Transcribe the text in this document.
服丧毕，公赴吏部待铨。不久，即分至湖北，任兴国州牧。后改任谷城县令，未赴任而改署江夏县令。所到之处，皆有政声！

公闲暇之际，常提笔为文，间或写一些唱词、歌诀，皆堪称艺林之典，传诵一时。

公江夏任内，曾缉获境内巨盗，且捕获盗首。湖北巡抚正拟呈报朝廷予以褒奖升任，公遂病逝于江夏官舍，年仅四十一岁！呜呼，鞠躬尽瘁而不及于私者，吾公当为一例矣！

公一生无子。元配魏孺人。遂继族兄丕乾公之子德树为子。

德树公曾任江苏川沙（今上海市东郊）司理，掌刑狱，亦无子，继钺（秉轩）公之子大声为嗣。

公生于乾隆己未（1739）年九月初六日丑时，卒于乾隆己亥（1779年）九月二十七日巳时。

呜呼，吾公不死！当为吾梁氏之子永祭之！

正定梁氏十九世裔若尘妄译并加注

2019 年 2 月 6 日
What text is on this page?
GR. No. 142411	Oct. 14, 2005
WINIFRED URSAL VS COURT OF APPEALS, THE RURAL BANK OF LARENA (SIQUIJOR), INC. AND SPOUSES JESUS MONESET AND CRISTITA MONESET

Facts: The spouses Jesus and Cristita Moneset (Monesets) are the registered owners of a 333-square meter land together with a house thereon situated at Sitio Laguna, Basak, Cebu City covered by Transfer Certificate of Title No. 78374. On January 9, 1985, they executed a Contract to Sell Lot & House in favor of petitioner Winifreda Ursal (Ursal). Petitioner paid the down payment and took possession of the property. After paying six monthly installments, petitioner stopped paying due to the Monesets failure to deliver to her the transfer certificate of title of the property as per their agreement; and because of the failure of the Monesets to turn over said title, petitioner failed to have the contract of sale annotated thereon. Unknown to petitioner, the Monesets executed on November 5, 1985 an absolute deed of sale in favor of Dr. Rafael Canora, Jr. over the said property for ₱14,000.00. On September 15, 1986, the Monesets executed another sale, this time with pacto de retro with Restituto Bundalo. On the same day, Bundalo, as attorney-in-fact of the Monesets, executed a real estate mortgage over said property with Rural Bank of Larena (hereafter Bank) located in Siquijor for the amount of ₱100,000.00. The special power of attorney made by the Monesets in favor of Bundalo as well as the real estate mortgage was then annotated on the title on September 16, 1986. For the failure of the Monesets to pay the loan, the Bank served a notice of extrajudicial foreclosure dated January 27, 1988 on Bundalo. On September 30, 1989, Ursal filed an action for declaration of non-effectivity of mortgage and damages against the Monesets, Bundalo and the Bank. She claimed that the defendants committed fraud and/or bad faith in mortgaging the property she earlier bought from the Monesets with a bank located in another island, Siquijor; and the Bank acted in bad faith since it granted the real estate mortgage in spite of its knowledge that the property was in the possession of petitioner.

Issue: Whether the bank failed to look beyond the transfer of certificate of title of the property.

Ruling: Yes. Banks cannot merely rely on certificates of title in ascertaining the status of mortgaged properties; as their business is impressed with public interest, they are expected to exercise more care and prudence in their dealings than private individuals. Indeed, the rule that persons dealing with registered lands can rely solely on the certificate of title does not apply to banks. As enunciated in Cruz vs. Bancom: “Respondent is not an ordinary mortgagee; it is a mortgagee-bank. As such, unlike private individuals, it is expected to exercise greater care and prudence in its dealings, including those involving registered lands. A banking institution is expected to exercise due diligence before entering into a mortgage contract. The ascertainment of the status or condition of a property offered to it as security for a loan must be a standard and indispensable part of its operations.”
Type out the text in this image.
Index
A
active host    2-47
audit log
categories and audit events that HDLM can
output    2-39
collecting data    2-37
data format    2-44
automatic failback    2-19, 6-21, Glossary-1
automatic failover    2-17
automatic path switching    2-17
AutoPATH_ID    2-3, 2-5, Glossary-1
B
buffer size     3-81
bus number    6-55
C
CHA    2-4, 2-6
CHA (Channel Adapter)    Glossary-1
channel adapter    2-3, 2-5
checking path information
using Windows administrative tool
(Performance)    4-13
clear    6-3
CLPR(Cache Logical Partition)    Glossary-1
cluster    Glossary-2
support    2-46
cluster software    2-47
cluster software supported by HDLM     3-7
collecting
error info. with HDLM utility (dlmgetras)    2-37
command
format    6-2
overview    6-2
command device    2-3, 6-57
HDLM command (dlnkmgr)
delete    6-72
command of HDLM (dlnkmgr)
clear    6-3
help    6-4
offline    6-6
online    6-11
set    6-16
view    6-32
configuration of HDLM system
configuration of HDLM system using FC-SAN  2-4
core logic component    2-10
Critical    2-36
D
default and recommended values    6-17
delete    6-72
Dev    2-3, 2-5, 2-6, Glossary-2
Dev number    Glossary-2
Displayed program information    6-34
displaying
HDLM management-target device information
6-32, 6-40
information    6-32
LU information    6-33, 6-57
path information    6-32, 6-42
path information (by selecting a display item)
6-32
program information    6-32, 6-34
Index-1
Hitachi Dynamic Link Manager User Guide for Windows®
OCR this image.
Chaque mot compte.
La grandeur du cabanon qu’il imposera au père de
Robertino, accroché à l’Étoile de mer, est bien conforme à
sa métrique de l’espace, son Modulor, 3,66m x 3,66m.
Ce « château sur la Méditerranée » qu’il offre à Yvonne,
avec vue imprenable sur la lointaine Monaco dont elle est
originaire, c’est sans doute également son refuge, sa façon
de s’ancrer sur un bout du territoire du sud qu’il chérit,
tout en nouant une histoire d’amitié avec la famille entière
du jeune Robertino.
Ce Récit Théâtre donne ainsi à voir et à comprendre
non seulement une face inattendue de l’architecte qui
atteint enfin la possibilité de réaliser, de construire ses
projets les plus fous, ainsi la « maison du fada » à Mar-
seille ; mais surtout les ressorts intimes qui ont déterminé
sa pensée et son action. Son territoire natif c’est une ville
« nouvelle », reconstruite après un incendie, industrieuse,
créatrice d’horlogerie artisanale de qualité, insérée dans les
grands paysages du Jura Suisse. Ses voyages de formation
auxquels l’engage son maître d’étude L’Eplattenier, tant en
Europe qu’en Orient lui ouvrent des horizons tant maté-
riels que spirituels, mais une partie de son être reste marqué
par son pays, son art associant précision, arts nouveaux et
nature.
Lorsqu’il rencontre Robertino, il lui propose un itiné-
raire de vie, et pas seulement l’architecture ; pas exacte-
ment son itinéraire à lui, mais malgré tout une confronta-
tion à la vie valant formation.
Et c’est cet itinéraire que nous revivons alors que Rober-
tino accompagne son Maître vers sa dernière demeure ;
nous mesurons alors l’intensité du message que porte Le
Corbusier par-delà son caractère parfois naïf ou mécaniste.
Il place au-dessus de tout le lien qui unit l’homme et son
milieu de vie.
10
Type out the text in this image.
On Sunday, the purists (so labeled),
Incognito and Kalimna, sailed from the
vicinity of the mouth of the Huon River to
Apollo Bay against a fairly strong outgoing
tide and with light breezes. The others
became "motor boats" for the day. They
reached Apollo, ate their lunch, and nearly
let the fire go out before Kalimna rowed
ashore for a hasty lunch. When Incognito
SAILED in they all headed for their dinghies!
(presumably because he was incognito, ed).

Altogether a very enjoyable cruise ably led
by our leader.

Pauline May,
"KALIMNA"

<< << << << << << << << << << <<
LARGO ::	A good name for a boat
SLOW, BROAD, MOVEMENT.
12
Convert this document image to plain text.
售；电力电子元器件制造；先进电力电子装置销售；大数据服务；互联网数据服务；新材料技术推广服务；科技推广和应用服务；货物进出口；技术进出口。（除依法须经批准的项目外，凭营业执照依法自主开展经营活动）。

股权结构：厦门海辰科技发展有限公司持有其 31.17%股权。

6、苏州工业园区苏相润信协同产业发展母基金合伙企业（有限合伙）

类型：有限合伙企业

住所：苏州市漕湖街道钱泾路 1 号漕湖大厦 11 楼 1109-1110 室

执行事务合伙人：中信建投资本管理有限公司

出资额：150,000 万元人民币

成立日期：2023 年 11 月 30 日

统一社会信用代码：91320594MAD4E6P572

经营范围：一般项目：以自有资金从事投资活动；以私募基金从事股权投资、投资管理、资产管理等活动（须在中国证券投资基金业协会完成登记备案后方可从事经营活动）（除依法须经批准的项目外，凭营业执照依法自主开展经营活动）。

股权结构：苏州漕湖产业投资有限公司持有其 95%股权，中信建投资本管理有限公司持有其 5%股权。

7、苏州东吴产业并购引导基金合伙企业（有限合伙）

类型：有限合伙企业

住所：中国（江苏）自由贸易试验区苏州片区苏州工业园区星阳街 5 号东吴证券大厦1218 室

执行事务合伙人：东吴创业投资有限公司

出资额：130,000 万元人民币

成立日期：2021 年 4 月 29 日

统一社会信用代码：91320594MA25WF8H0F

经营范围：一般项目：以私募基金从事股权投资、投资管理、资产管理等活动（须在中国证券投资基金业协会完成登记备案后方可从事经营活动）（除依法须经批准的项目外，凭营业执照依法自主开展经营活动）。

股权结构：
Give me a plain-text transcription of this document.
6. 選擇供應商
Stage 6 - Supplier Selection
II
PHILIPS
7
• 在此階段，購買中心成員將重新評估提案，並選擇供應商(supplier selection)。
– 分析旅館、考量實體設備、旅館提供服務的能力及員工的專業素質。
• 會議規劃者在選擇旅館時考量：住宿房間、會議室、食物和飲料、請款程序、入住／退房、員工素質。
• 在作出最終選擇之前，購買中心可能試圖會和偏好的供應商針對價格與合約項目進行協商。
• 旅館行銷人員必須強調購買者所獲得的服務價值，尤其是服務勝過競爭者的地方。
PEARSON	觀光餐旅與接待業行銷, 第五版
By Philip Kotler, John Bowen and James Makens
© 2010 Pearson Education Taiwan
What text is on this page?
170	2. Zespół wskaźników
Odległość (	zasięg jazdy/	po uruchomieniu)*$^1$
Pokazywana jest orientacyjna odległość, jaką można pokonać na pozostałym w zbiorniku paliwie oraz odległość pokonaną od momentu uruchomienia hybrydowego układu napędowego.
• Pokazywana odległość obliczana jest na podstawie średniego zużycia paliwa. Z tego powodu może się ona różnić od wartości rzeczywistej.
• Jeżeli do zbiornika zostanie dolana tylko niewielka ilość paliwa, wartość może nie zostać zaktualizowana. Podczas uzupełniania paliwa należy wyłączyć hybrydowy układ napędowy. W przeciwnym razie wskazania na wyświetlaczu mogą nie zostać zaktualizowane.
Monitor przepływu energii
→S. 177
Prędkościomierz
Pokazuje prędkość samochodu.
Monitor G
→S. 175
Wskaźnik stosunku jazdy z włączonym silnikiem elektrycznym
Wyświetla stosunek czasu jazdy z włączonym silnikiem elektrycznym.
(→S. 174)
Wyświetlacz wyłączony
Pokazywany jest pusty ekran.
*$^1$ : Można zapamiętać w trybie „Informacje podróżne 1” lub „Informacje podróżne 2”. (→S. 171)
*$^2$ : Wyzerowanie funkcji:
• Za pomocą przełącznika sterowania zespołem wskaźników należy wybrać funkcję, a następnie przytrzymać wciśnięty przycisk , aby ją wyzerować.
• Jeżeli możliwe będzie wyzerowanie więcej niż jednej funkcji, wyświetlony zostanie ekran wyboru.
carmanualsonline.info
=====
-- TO DO --
Copy every line of the entries above in which "投资管理" occurs.

-- TASK RESULT --
经营范围：一般项目：以自有资金从事投资活动；以私募基金从事股权投资、投资管理、资产管理等活动（须在中国证券投资基金业协会完成登记备案后方可从事经营活动）（除依法须经批准的项目外，凭营业执照依法自主开展经营活动）。
经营范围：一般项目：以私募基金从事股权投资、投资管理、资产管理等活动（须在中国证券投资基金业协会完成登记备案后方可从事经营活动）（除依法须经批准的项目外，凭营业执照依法自主开展经营活动）。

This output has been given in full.